*INPUT MATERIAL*:

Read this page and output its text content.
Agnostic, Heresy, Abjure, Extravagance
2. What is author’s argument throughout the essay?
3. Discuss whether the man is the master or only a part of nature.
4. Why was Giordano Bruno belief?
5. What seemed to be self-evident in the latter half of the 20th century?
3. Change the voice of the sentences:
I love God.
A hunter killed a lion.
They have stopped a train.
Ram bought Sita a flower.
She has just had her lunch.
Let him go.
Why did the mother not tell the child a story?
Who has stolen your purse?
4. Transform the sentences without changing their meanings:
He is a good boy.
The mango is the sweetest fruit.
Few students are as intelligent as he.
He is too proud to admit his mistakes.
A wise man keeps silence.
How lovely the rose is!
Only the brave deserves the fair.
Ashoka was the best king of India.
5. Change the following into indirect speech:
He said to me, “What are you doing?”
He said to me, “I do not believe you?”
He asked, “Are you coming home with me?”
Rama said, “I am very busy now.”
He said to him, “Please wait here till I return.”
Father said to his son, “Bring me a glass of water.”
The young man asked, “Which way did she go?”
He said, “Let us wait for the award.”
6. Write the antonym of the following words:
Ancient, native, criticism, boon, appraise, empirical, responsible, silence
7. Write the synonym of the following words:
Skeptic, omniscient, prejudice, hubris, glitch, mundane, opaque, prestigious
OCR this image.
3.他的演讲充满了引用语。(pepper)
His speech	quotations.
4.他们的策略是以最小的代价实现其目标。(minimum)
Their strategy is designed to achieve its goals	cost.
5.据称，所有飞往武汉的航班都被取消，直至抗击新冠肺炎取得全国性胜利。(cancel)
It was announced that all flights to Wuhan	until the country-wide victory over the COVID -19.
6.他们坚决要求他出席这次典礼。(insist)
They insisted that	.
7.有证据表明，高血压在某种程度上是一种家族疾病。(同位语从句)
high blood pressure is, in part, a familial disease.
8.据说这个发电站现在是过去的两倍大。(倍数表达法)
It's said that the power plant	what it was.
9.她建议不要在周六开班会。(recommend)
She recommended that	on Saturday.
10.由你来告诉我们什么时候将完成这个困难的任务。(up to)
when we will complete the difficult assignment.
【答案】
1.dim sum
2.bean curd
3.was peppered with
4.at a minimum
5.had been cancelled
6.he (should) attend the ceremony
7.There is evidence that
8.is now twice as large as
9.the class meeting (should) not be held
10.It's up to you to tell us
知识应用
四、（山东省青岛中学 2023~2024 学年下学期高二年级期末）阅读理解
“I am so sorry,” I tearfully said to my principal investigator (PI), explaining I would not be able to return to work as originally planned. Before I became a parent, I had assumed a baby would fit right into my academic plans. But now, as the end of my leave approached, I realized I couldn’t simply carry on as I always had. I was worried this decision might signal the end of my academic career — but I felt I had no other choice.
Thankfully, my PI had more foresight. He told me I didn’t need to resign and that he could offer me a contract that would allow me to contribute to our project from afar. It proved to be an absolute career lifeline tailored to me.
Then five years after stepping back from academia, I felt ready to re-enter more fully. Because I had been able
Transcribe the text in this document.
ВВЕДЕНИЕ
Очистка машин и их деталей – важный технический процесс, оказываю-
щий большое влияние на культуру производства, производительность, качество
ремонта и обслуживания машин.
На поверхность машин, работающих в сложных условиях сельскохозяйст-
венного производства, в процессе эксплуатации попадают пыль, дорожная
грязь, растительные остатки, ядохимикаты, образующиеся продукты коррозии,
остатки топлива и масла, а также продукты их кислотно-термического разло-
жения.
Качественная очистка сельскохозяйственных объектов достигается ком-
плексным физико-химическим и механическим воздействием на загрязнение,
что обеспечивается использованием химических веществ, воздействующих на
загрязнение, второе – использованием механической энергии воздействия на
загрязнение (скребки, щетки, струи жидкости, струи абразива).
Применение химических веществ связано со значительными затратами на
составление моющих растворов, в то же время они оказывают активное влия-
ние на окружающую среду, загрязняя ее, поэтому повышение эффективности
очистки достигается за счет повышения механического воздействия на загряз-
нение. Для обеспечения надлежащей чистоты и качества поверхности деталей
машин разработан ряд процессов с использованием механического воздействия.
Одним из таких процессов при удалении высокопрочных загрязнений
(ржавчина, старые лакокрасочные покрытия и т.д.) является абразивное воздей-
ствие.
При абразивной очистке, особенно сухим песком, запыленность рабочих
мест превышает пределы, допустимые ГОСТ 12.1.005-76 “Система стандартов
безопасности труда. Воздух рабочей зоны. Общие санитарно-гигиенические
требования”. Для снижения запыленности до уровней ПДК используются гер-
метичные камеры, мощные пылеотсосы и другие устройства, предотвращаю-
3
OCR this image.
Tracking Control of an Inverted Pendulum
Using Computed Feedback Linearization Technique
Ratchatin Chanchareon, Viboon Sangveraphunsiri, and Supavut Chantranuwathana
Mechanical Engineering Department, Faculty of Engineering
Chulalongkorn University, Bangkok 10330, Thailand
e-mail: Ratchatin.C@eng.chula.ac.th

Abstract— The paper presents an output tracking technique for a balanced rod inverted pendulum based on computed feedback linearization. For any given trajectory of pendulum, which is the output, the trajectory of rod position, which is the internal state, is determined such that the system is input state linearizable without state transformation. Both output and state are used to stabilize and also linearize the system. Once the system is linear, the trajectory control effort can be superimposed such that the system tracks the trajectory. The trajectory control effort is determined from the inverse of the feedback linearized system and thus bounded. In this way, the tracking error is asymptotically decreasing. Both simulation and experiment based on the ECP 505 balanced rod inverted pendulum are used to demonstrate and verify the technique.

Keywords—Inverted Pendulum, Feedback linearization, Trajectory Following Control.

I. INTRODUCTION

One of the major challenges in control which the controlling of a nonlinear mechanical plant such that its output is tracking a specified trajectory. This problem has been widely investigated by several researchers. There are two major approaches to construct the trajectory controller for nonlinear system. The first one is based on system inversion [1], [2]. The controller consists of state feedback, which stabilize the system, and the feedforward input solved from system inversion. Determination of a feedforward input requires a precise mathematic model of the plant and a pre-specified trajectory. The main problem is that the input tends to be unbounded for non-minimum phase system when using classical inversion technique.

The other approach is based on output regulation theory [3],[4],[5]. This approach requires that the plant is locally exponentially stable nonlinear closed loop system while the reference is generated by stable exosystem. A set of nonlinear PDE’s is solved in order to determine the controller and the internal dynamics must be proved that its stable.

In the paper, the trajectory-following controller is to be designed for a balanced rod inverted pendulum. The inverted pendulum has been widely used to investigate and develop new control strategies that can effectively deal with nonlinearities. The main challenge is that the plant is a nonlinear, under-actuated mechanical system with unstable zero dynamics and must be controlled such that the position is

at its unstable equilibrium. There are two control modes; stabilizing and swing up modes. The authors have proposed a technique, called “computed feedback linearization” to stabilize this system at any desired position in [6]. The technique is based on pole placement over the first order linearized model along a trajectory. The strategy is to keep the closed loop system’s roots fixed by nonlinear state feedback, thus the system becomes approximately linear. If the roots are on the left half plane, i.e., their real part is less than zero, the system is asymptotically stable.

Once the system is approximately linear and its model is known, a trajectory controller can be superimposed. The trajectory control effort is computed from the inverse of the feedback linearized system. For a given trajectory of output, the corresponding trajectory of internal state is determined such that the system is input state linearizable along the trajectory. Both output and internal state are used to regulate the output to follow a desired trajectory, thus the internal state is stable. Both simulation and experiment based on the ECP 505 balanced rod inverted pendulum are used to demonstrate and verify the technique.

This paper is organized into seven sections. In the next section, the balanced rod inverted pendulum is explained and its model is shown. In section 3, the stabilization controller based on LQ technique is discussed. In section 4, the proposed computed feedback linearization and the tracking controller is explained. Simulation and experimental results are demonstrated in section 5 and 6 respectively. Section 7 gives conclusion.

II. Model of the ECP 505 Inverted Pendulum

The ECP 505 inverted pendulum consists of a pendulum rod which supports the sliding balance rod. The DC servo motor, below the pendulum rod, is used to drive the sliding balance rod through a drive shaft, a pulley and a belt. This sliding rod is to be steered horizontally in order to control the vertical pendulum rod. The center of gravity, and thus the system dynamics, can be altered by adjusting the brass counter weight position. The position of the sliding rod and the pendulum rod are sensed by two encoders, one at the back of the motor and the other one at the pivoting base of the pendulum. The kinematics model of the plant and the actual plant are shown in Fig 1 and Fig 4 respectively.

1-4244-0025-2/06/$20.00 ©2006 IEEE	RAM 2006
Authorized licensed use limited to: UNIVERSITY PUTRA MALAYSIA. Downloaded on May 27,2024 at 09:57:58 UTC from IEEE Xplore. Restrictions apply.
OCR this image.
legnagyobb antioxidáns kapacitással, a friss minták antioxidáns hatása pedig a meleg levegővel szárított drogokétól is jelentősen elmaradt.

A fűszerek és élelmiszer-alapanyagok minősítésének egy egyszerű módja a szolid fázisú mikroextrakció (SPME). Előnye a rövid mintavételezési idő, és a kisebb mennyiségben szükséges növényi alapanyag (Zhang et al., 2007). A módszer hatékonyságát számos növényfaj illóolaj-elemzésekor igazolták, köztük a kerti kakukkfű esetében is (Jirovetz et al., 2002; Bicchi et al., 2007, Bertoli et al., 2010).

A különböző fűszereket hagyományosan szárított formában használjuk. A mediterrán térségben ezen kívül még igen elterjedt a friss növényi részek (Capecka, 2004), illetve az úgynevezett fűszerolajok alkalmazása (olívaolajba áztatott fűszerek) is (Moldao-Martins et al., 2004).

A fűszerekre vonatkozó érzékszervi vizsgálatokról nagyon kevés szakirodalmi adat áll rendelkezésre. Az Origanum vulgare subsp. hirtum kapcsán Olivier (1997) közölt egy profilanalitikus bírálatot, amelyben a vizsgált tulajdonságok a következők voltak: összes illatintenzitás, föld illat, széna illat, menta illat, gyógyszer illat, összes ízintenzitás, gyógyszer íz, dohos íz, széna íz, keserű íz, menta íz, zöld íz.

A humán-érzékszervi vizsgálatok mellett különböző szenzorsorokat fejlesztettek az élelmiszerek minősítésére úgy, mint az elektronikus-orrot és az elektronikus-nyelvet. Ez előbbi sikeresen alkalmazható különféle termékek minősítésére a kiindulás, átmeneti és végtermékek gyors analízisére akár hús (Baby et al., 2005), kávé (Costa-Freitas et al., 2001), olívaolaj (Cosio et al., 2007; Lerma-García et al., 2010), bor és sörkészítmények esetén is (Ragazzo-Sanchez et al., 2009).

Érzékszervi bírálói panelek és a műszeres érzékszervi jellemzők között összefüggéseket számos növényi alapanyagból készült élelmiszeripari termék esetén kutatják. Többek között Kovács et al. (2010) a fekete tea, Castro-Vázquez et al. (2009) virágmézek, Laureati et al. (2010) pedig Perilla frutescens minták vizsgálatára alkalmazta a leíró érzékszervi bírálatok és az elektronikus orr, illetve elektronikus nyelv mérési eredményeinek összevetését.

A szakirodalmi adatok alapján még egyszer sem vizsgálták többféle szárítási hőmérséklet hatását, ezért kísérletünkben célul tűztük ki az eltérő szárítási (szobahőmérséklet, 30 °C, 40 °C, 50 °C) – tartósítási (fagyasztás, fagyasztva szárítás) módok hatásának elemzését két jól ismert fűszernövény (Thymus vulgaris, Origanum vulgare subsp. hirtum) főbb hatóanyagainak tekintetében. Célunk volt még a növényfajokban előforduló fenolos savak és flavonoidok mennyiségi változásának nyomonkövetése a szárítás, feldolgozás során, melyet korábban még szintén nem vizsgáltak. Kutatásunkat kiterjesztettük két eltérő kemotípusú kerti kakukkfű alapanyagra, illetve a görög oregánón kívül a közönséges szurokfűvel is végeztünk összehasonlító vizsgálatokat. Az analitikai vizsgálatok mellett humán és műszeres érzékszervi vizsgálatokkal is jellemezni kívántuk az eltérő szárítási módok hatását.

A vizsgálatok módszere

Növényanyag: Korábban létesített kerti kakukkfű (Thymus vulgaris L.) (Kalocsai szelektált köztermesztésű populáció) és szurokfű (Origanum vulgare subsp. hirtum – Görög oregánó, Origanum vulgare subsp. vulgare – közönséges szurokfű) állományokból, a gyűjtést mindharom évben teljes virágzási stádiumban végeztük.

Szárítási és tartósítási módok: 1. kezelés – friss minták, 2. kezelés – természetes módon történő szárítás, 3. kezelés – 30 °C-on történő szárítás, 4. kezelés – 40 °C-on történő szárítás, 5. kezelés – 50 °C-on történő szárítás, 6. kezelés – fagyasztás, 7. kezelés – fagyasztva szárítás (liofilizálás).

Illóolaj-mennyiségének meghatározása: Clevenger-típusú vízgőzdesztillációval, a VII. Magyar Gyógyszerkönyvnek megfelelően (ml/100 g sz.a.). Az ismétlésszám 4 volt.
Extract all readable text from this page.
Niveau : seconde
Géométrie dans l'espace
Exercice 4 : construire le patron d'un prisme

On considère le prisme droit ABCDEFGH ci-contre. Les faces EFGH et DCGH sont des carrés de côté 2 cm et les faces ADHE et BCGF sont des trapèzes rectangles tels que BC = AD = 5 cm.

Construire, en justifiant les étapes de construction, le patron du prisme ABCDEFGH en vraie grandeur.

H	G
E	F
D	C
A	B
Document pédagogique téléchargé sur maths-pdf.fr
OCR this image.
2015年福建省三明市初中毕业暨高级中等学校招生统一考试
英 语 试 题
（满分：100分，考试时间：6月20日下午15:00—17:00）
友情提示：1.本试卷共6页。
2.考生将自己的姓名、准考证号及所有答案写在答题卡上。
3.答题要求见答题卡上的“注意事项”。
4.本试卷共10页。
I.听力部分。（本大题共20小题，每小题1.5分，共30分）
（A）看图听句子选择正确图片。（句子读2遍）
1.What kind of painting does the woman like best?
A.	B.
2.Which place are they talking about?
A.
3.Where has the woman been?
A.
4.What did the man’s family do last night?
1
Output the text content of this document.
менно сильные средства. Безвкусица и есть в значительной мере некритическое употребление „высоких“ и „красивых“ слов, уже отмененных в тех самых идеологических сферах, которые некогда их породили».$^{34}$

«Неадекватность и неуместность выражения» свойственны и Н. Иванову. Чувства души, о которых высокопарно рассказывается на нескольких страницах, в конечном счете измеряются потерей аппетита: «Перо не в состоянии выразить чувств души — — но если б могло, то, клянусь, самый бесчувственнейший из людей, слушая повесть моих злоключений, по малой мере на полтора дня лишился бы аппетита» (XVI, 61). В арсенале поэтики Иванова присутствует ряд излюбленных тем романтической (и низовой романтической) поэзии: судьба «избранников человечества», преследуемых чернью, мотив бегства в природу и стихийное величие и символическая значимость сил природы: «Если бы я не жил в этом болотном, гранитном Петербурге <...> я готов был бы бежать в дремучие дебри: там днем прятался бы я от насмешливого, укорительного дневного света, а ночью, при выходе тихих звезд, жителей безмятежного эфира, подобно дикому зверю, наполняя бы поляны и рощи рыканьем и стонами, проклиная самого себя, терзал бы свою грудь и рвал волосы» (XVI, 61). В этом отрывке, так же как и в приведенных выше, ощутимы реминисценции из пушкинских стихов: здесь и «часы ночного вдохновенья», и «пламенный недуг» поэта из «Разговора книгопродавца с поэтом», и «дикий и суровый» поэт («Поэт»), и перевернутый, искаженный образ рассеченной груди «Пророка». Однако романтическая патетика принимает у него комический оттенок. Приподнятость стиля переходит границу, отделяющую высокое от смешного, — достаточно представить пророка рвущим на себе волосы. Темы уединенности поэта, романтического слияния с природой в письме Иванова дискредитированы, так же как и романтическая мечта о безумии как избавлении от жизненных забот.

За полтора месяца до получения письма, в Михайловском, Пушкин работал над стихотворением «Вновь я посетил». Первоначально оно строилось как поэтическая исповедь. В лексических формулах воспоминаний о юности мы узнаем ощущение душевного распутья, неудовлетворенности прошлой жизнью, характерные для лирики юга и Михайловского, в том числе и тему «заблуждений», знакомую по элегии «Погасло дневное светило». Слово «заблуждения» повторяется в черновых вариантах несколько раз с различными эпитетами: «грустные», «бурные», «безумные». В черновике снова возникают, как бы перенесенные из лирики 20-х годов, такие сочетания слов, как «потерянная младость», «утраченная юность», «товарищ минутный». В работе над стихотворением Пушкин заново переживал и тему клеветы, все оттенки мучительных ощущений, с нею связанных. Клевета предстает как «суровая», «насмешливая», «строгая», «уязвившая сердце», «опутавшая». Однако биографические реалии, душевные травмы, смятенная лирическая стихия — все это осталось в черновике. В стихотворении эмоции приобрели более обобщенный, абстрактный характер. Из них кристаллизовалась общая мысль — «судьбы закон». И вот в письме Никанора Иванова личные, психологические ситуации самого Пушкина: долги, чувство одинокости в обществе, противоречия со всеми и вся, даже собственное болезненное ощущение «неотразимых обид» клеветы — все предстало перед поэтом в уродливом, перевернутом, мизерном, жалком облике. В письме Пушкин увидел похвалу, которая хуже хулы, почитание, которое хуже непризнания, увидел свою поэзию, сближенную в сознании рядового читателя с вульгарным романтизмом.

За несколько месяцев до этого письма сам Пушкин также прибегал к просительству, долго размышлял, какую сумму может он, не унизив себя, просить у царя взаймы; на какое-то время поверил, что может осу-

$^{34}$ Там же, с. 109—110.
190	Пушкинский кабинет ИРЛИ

*OBJECTIVE*:
Pick out and copy the lines of the entries that hold the string "have".

*OUTPUT FOR THIS TASK*:
They have stopped a train.
at its unstable equilibrium. There are two control modes; stabilizing and swing up modes. The authors have proposed a technique, called “computed feedback linearization” to stabilize this system at any desired position in [6]. The technique is based on pole placement over the first order linearized model along a trajectory. The strategy is to keep the closed loop system’s roots fixed by nonlinear state feedback, thus the system becomes approximately linear. If the roots are on the left half plane, i.e., their real part is less than zero, the system is asymptotically stable.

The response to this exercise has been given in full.